___ Items ___

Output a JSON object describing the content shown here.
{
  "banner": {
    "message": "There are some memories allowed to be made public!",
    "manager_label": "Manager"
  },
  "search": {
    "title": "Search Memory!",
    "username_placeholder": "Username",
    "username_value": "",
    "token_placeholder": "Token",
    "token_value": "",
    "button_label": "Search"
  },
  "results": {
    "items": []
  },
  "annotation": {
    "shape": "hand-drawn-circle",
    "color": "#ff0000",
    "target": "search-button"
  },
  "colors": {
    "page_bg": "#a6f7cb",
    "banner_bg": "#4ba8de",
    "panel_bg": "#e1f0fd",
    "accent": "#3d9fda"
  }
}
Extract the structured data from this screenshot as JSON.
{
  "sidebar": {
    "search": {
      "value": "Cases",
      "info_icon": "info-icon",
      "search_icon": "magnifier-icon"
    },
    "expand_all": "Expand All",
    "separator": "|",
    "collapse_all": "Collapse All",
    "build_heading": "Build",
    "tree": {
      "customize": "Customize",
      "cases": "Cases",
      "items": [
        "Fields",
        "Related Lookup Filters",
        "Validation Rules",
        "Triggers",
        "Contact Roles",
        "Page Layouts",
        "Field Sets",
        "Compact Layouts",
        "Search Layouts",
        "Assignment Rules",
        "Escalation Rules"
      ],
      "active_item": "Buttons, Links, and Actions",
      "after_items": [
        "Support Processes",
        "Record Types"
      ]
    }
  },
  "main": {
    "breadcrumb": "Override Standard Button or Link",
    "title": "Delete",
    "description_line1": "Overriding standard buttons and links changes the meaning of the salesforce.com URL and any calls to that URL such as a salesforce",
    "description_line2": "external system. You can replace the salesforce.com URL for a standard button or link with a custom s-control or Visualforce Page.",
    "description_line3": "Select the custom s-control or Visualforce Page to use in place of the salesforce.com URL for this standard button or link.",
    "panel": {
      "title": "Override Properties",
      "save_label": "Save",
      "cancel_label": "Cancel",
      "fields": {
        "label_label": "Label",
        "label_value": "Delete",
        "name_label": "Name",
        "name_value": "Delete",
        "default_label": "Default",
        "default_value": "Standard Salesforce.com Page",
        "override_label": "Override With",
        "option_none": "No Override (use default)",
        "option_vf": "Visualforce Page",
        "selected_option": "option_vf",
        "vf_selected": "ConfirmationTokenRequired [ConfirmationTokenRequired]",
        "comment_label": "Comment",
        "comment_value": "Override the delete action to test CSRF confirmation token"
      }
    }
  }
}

___

- _Directive_
Take the entries above and copy them out exactly.

- _Expected answer_
Output a JSON object describing the content shown here.
{
  "banner": {
    "message": "There are some memories allowed to be made public!",
    "manager_label": "Manager"
  },
  "search": {
    "title": "Search Memory!",
    "username_placeholder": "Username",
    "username_value": "",
    "token_placeholder": "Token",
    "token_value": "",
    "button_label": "Search"
  },
  "results": {
    "items": []
  },
  "annotation": {
    "shape": "hand-drawn-circle",
    "color": "#ff0000",
    "target": "search-button"
  },
  "colors": {
    "page_bg": "#a6f7cb",
    "banner_bg": "#4ba8de",
    "panel_bg": "#e1f0fd",
    "accent": "#3d9fda"
  }
}
Extract the structured data from this screenshot as JSON.
{
  "sidebar": {
    "search": {
      "value": "Cases",
      "info_icon": "info-icon",
      "search_icon": "magnifier-icon"
    },
    "expand_all": "Expand All",
    "separator": "|",
    "collapse_all": "Collapse All",
    "build_heading": "Build",
    "tree": {
      "customize": "Customize",
      "cases": "Cases",
      "items": [
        "Fields",
        "Related Lookup Filters",
        "Validation Rules",
        "Triggers",
        "Contact Roles",
        "Page Layouts",
        "Field Sets",
        "Compact Layouts",
        "Search Layouts",
        "Assignment Rules",
        "Escalation Rules"
      ],
      "active_item": "Buttons, Links, and Actions",
      "after_items": [
        "Support Processes",
        "Record Types"
      ]
    }
  },
  "main": {
    "breadcrumb": "Override Standard Button or Link",
    "title": "Delete",
    "description_line1": "Overriding standard buttons and links changes the meaning of the salesforce.com URL and any calls to that URL such as a salesforce",
    "description_line2": "external system. You can replace the salesforce.com URL for a standard button or link with a custom s-control or Visualforce Page.",
    "description_line3": "Select the custom s-control or Visualforce Page to use in place of the salesforce.com URL for this standard button or link.",
    "panel": {
      "title": "Override Properties",
      "save_label": "Save",
      "cancel_label": "Cancel",
      "fields": {
        "label_label": "Label",
        "label_value": "Delete",
        "name_label": "Name",
        "name_value": "Delete",
        "default_label": "Default",
        "default_value": "Standard Salesforce.com Page",
        "override_label": "Override With",
        "option_none": "No Override (use default)",
        "option_vf": "Visualforce Page",
        "selected_option": "option_vf",
        "vf_selected": "ConfirmationTokenRequired [ConfirmationTokenRequired]",
        "comment_label": "Comment",
        "comment_value": "Override the delete action to test CSRF confirmation token"
      }
    }
  }
}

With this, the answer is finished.